> _GIVEN REQUEST_:
Change each "x-tick-label" to "x-axis-tick" in the records from the first line up to and including the line with "x-tick-label: 19-Feb: [653, 430, 664, 462]". Give back only those lines, with nothing else altered.

=== PROVIDED MATERIAL ===

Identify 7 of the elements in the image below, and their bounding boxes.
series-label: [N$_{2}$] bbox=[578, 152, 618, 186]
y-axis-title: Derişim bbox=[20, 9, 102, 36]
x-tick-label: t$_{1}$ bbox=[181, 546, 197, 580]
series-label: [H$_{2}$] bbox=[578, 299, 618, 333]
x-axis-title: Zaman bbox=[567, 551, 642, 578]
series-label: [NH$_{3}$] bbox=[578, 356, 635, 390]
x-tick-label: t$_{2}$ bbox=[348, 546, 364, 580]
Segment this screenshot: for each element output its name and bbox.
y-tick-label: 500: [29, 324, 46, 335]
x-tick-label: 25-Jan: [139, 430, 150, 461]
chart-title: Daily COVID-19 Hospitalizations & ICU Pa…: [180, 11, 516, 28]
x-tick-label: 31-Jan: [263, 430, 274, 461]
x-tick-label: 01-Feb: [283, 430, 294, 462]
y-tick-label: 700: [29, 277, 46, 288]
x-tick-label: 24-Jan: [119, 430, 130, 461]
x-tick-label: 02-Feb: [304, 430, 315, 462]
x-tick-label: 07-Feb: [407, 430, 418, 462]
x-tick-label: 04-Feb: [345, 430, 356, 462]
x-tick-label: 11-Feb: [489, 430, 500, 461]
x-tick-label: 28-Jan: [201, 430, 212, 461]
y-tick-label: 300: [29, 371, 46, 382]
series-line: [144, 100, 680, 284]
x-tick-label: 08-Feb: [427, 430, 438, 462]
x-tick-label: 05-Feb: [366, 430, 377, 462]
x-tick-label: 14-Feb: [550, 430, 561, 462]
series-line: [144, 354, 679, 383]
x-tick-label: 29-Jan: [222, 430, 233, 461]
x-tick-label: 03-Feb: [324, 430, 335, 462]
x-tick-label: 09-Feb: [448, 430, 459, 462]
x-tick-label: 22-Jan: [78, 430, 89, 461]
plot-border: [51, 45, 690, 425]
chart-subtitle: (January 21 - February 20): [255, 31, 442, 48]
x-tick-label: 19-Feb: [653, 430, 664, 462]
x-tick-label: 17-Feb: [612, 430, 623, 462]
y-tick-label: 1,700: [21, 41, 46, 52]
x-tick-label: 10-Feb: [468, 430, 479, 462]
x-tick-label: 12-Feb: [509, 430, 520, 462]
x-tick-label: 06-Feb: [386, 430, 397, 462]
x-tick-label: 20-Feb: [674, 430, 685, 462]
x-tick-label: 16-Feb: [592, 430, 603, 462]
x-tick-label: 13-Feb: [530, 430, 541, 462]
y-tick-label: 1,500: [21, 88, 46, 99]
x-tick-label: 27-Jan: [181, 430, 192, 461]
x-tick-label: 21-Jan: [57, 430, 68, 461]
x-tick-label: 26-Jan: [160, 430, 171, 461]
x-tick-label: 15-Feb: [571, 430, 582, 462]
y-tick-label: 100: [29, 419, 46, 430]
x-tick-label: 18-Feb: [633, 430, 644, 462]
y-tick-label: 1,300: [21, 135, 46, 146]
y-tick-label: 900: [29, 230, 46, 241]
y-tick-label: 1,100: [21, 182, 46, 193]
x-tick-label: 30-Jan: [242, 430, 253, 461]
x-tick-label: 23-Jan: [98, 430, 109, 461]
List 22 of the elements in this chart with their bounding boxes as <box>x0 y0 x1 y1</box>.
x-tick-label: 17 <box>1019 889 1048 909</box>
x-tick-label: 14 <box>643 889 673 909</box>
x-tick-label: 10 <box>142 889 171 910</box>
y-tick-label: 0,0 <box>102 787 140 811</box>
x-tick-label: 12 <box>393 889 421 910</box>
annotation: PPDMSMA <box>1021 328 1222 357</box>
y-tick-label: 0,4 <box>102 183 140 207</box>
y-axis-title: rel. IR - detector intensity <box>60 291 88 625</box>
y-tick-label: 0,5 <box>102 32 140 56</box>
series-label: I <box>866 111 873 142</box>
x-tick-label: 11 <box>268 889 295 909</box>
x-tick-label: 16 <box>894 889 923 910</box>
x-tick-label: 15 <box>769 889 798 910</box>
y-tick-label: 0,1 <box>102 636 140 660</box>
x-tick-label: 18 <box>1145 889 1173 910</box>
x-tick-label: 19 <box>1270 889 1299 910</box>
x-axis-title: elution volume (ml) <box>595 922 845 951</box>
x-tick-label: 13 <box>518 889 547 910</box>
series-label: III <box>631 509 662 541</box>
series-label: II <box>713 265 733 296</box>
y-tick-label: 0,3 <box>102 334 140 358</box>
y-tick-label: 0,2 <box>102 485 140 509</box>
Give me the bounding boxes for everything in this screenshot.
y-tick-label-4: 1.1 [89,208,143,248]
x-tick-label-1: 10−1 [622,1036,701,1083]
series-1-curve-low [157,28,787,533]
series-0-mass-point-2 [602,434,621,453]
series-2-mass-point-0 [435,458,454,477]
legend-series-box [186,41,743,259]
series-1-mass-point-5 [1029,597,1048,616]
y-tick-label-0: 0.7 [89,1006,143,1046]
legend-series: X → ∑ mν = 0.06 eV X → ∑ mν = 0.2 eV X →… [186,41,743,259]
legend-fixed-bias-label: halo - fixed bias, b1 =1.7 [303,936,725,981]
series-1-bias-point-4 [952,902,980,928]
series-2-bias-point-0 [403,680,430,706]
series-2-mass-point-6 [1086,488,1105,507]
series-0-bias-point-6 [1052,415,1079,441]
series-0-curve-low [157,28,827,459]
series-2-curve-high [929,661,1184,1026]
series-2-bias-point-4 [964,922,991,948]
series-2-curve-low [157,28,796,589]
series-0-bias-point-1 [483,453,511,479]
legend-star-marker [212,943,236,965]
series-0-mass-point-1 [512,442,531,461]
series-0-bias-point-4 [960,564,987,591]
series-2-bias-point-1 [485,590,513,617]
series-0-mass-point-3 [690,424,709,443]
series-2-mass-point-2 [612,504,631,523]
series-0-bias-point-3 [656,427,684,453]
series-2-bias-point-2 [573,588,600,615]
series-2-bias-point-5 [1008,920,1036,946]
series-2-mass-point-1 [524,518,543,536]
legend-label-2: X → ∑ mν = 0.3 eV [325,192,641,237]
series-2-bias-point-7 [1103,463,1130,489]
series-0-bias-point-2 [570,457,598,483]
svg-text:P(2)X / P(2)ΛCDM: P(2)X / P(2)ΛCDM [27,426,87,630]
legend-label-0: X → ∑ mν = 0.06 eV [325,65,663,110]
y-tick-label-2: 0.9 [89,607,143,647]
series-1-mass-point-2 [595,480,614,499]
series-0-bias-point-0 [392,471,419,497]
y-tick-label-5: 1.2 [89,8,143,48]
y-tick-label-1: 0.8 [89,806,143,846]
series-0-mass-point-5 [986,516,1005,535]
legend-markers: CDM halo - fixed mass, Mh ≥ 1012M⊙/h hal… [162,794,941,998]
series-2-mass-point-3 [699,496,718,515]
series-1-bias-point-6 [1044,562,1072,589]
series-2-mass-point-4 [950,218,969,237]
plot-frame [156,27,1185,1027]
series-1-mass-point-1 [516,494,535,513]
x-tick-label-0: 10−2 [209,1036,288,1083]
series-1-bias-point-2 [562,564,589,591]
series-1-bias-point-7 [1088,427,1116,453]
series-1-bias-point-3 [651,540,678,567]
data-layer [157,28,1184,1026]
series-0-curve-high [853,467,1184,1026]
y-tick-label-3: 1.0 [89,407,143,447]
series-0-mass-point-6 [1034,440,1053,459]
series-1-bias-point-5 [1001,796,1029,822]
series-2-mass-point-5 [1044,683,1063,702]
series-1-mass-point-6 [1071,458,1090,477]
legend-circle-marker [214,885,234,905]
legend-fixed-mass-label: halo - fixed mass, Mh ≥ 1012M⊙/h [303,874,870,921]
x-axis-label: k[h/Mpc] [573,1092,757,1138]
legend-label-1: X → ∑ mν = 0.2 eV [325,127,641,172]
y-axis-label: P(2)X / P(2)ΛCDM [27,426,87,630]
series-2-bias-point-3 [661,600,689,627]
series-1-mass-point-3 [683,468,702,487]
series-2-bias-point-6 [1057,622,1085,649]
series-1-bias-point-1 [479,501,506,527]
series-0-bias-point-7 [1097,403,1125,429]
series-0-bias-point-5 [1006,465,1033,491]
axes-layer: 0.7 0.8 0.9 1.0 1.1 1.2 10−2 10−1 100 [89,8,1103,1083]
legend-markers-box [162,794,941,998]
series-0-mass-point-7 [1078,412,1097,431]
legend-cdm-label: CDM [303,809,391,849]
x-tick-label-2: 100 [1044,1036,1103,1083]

===

> _THE SOLUTION_:
Identify 7 of the elements in the image below, and their bounding boxes.
series-label: [N$_{2}$] bbox=[578, 152, 618, 186]
y-axis-title: Derişim bbox=[20, 9, 102, 36]
x-axis-tick: t$_{1}$ bbox=[181, 546, 197, 580]
series-label: [H$_{2}$] bbox=[578, 299, 618, 333]
x-axis-title: Zaman bbox=[567, 551, 642, 578]
series-label: [NH$_{3}$] bbox=[578, 356, 635, 390]
x-axis-tick: t$_{2}$ bbox=[348, 546, 364, 580]
Segment this screenshot: for each element output its name and bbox.
y-tick-label: 500: [29, 324, 46, 335]
x-axis-tick: 25-Jan: [139, 430, 150, 461]
chart-title: Daily COVID-19 Hospitalizations & ICU Pa…: [180, 11, 516, 28]
x-axis-tick: 31-Jan: [263, 430, 274, 461]
x-axis-tick: 01-Feb: [283, 430, 294, 462]
y-tick-label: 700: [29, 277, 46, 288]
x-axis-tick: 24-Jan: [119, 430, 130, 461]
x-axis-tick: 02-Feb: [304, 430, 315, 462]
x-axis-tick: 07-Feb: [407, 430, 418, 462]
x-axis-tick: 04-Feb: [345, 430, 356, 462]
x-axis-tick: 11-Feb: [489, 430, 500, 461]
x-axis-tick: 28-Jan: [201, 430, 212, 461]
y-tick-label: 300: [29, 371, 46, 382]
series-line: [144, 100, 680, 284]
x-axis-tick: 08-Feb: [427, 430, 438, 462]
x-axis-tick: 05-Feb: [366, 430, 377, 462]
x-axis-tick: 14-Feb: [550, 430, 561, 462]
series-line: [144, 354, 679, 383]
x-axis-tick: 29-Jan: [222, 430, 233, 461]
x-axis-tick: 03-Feb: [324, 430, 335, 462]
x-axis-tick: 09-Feb: [448, 430, 459, 462]
x-axis-tick: 22-Jan: [78, 430, 89, 461]
plot-border: [51, 45, 690, 425]
chart-subtitle: (January 21 - February 20): [255, 31, 442, 48]
x-axis-tick: 19-Feb: [653, 430, 664, 462]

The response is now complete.